_Exercise requirements:_
The listing below must be repeated word for word, with its images excluded.

Records that describe figures:

━━━━━━━━━━━━━━━━━━━━

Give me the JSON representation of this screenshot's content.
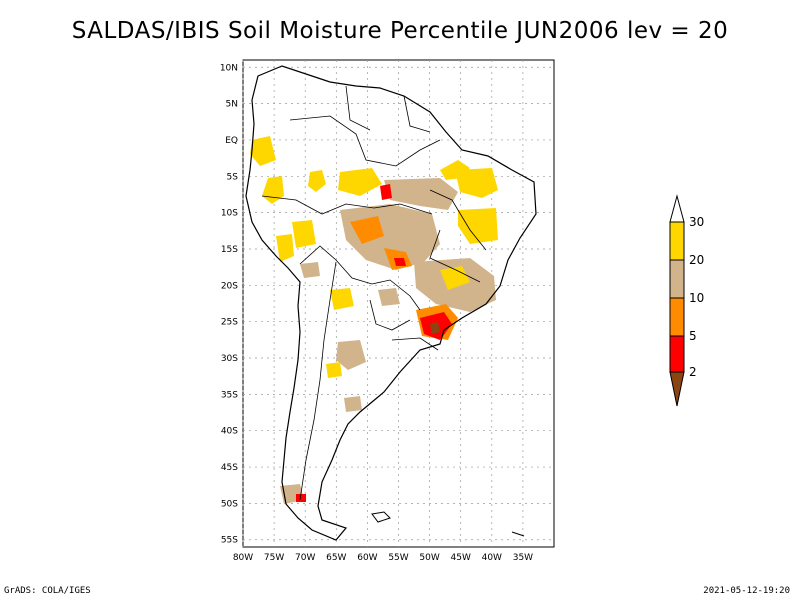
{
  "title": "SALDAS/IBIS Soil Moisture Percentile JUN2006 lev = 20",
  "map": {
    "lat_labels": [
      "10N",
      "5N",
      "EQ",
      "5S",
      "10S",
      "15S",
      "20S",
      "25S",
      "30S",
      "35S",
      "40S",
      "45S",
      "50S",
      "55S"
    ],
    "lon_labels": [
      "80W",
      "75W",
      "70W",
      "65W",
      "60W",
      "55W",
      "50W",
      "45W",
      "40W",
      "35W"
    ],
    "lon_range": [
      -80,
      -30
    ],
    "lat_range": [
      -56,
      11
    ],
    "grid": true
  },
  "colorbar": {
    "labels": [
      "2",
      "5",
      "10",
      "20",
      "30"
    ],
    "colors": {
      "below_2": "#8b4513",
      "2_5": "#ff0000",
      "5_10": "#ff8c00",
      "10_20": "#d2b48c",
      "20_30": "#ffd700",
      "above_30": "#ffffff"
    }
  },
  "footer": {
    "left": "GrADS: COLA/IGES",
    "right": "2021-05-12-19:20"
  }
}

━━━━━━━━━━━━━━━━━━━━

_Answer to the problem:_
Give me the JSON representation of this screenshot's content.
{
  "title": "SALDAS/IBIS Soil Moisture Percentile JUN2006 lev = 20",
  "map": {
    "lat_labels": [
      "10N",
      "5N",
      "EQ",
      "5S",
      "10S",
      "15S",
      "20S",
      "25S",
      "30S",
      "35S",
      "40S",
      "45S",
      "50S",
      "55S"
    ],
    "lon_labels": [
      "80W",
      "75W",
      "70W",
      "65W",
      "60W",
      "55W",
      "50W",
      "45W",
      "40W",
      "35W"
    ],
    "lon_range": [
      -80,
      -30
    ],
    "lat_range": [
      -56,
      11
    ],
    "grid": true
  },
  "colorbar": {
    "labels": [
      "2",
      "5",
      "10",
      "20",
      "30"
    ],
    "colors": {
      "below_2": "#8b4513",
      "2_5": "#ff0000",
      "5_10": "#ff8c00",
      "10_20": "#d2b48c",
      "20_30": "#ffd700",
      "above_30": "#ffffff"
    }
  },
  "footer": {
    "left": "GrADS: COLA/IGES",
    "right": "2021-05-12-19:20"
  }
}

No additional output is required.